### Direction:
The records below must be output exactly, without pictures.

___ Raw data ___

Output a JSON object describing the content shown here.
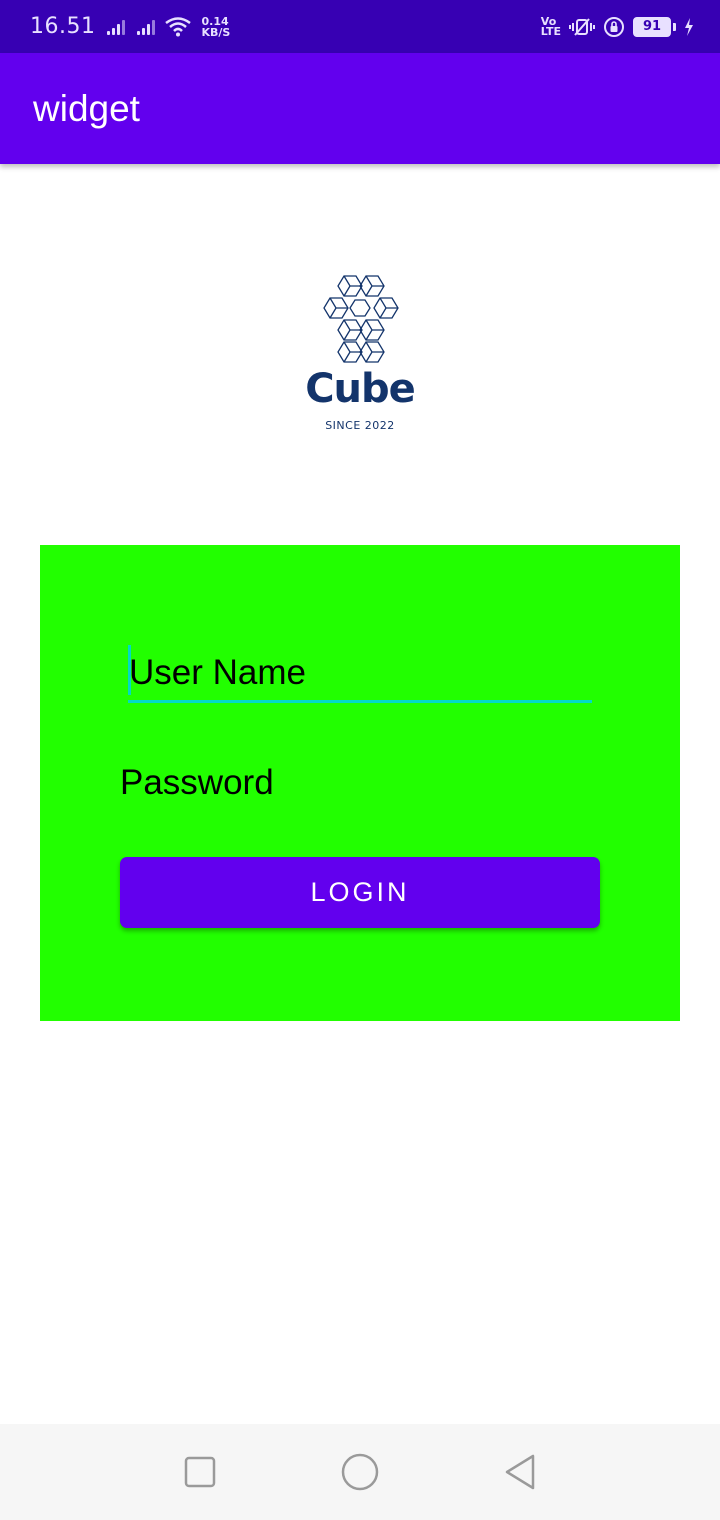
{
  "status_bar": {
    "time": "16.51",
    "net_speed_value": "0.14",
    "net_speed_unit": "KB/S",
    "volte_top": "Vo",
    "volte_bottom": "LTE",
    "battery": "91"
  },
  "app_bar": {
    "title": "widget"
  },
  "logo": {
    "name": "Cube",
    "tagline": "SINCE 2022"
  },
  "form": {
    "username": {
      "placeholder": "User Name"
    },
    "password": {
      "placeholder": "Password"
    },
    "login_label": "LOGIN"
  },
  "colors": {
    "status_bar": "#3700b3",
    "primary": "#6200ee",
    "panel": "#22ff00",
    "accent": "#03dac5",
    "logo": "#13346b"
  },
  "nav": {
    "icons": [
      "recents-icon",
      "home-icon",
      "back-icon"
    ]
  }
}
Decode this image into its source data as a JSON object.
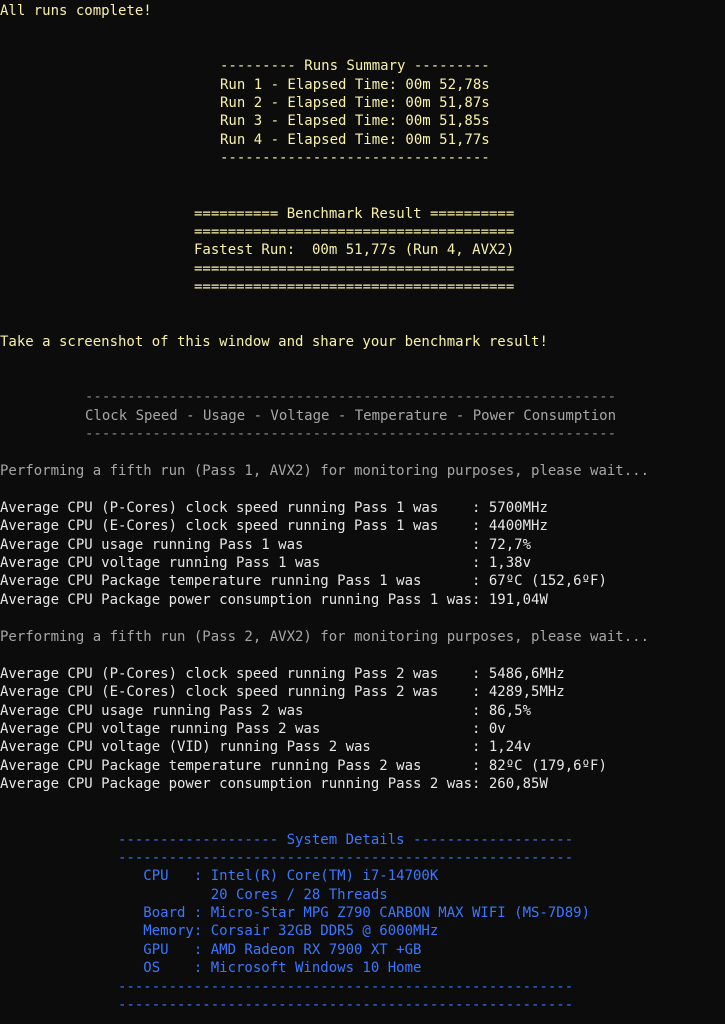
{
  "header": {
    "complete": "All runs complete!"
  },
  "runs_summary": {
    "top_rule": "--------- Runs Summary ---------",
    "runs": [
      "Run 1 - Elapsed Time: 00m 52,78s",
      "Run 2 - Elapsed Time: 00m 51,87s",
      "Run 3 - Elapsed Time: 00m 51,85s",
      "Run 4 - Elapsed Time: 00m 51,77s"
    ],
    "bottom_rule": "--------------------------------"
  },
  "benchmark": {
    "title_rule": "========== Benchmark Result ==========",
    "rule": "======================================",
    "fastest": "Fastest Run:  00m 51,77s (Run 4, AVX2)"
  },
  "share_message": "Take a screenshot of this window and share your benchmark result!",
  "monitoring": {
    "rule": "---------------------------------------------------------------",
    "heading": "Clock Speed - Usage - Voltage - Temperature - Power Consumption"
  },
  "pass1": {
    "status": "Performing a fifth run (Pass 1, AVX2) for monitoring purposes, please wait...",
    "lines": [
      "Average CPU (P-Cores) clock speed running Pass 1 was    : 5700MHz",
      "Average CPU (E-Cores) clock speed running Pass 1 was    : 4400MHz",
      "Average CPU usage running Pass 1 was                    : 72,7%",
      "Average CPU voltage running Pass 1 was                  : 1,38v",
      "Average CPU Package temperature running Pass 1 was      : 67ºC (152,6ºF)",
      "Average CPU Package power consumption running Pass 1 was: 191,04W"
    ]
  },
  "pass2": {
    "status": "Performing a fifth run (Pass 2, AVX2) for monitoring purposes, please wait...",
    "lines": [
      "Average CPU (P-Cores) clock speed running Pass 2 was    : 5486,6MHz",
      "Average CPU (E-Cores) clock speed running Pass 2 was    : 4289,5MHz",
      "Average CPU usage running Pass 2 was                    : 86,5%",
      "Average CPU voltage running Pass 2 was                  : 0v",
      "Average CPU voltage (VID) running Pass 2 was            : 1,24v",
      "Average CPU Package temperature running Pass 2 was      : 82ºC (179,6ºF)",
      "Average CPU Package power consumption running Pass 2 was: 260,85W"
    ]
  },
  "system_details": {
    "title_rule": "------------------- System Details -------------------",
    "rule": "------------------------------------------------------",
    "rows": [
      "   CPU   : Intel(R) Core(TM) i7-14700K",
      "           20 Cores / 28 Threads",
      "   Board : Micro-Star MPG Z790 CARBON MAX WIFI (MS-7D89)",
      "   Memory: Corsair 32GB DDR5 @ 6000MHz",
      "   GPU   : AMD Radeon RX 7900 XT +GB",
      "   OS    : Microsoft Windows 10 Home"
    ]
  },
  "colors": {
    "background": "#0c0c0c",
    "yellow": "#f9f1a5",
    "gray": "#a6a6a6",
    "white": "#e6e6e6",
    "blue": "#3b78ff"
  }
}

___

### Task solution:
Output a JSON object describing the content shown here.
{
  "status_bar": {
    "time": "16.51",
    "net_speed_value": "0.14",
    "net_speed_unit": "KB/S",
    "volte_top": "Vo",
    "volte_bottom": "LTE",
    "battery": "91"
  },
  "app_bar": {
    "title": "widget"
  },
  "logo": {
    "name": "Cube",
    "tagline": "SINCE 2022"
  },
  "form": {
    "username": {
      "placeholder": "User Name"
    },
    "password": {
      "placeholder": "Password"
    },
    "login_label": "LOGIN"
  },
  "colors": {
    "status_bar": "#3700b3",
    "primary": "#6200ee",
    "panel": "#22ff00",
    "accent": "#03dac5",
    "logo": "#13346b"
  },
  "nav": {
    "icons": [
      "recents-icon",
      "home-icon",
      "back-icon"
    ]
  }
}
Decode this image into its source data as a JSON object.
{
  "header": {
    "complete": "All runs complete!"
  },
  "runs_summary": {
    "top_rule": "--------- Runs Summary ---------",
    "runs": [
      "Run 1 - Elapsed Time: 00m 52,78s",
      "Run 2 - Elapsed Time: 00m 51,87s",
      "Run 3 - Elapsed Time: 00m 51,85s",
      "Run 4 - Elapsed Time: 00m 51,77s"
    ],
    "bottom_rule": "--------------------------------"
  },
  "benchmark": {
    "title_rule": "========== Benchmark Result ==========",
    "rule": "======================================",
    "fastest": "Fastest Run:  00m 51,77s (Run 4, AVX2)"
  },
  "share_message": "Take a screenshot of this window and share your benchmark result!",
  "monitoring": {
    "rule": "---------------------------------------------------------------",
    "heading": "Clock Speed - Usage - Voltage - Temperature - Power Consumption"
  },
  "pass1": {
    "status": "Performing a fifth run (Pass 1, AVX2) for monitoring purposes, please wait...",
    "lines": [
      "Average CPU (P-Cores) clock speed running Pass 1 was    : 5700MHz",
      "Average CPU (E-Cores) clock speed running Pass 1 was    : 4400MHz",
      "Average CPU usage running Pass 1 was                    : 72,7%",
      "Average CPU voltage running Pass 1 was                  : 1,38v",
      "Average CPU Package temperature running Pass 1 was      : 67ºC (152,6ºF)",
      "Average CPU Package power consumption running Pass 1 was: 191,04W"
    ]
  },
  "pass2": {
    "status": "Performing a fifth run (Pass 2, AVX2) for monitoring purposes, please wait...",
    "lines": [
      "Average CPU (P-Cores) clock speed running Pass 2 was    : 5486,6MHz",
      "Average CPU (E-Cores) clock speed running Pass 2 was    : 4289,5MHz",
      "Average CPU usage running Pass 2 was                    : 86,5%",
      "Average CPU voltage running Pass 2 was                  : 0v",
      "Average CPU voltage (VID) running Pass 2 was            : 1,24v",
      "Average CPU Package temperature running Pass 2 was      : 82ºC (179,6ºF)",
      "Average CPU Package power consumption running Pass 2 was: 260,85W"
    ]
  },
  "system_details": {
    "title_rule": "------------------- System Details -------------------",
    "rule": "------------------------------------------------------",
    "rows": [
      "   CPU   : Intel(R) Core(TM) i7-14700K",
      "           20 Cores / 28 Threads",
      "   Board : Micro-Star MPG Z790 CARBON MAX WIFI (MS-7D89)",
      "   Memory: Corsair 32GB DDR5 @ 6000MHz",
      "   GPU   : AMD Radeon RX 7900 XT +GB",
      "   OS    : Microsoft Windows 10 Home"
    ]
  },
  "colors": {
    "background": "#0c0c0c",
    "yellow": "#f9f1a5",
    "gray": "#a6a6a6",
    "white": "#e6e6e6",
    "blue": "#3b78ff"
  }
}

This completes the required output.